START Task material

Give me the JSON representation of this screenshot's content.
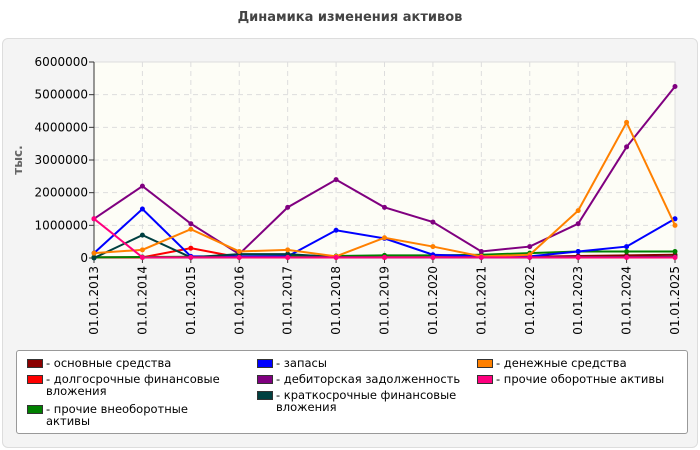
{
  "chart_data": {
    "type": "line",
    "title": "Динамика изменения активов",
    "ylabel": "тыс.",
    "ylim": [
      0,
      6000000
    ],
    "yticks": [
      "0",
      "1000000",
      "2000000",
      "3000000",
      "4000000",
      "5000000",
      "6000000"
    ],
    "categories": [
      "01.01.2013",
      "01.01.2014",
      "01.01.2015",
      "01.01.2016",
      "01.01.2017",
      "01.01.2018",
      "01.01.2019",
      "01.01.2020",
      "01.01.2021",
      "01.01.2022",
      "01.01.2023",
      "01.01.2024",
      "01.01.2025"
    ],
    "grid": true,
    "legend_position": "bottom",
    "series": [
      {
        "name": "- основные средства",
        "color": "#8b0000",
        "values": [
          20000,
          20000,
          20000,
          20000,
          20000,
          20000,
          20000,
          20000,
          30000,
          40000,
          60000,
          80000,
          100000
        ]
      },
      {
        "name": "- долгосрочные финансовые вложения",
        "color": "#ff0000",
        "values": [
          20000,
          20000,
          300000,
          20000,
          20000,
          20000,
          20000,
          20000,
          20000,
          20000,
          20000,
          20000,
          20000
        ]
      },
      {
        "name": "- прочие внеоборотные активы",
        "color": "#008000",
        "values": [
          20000,
          30000,
          40000,
          50000,
          60000,
          60000,
          80000,
          80000,
          100000,
          150000,
          200000,
          200000,
          200000
        ]
      },
      {
        "name": "- запасы",
        "color": "#0000ff",
        "values": [
          150000,
          1500000,
          50000,
          50000,
          50000,
          850000,
          600000,
          100000,
          50000,
          50000,
          200000,
          350000,
          1200000
        ]
      },
      {
        "name": "- дебиторская задолженность",
        "color": "#800080",
        "values": [
          1200000,
          2200000,
          1050000,
          120000,
          1550000,
          2400000,
          1550000,
          1100000,
          200000,
          350000,
          1050000,
          3400000,
          5250000
        ]
      },
      {
        "name": "- краткосрочные финансовые вложения",
        "color": "#004040",
        "values": [
          0,
          700000,
          20000,
          120000,
          120000,
          30000,
          20000,
          20000,
          20000,
          20000,
          30000,
          30000,
          40000
        ]
      },
      {
        "name": "- денежные средства",
        "color": "#ff8000",
        "values": [
          150000,
          250000,
          880000,
          200000,
          250000,
          50000,
          620000,
          350000,
          50000,
          100000,
          1450000,
          4150000,
          1000000
        ]
      },
      {
        "name": "- прочие оборотные активы",
        "color": "#ff007f",
        "values": [
          1200000,
          20000,
          20000,
          20000,
          20000,
          20000,
          20000,
          20000,
          20000,
          20000,
          20000,
          20000,
          20000
        ]
      }
    ]
  }
}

END Task material

#### [Objective]
From the entries, report each line that includes the word "средства".

#### [Solution below]
        "name": "- основные средства",
        "name": "- денежные средства",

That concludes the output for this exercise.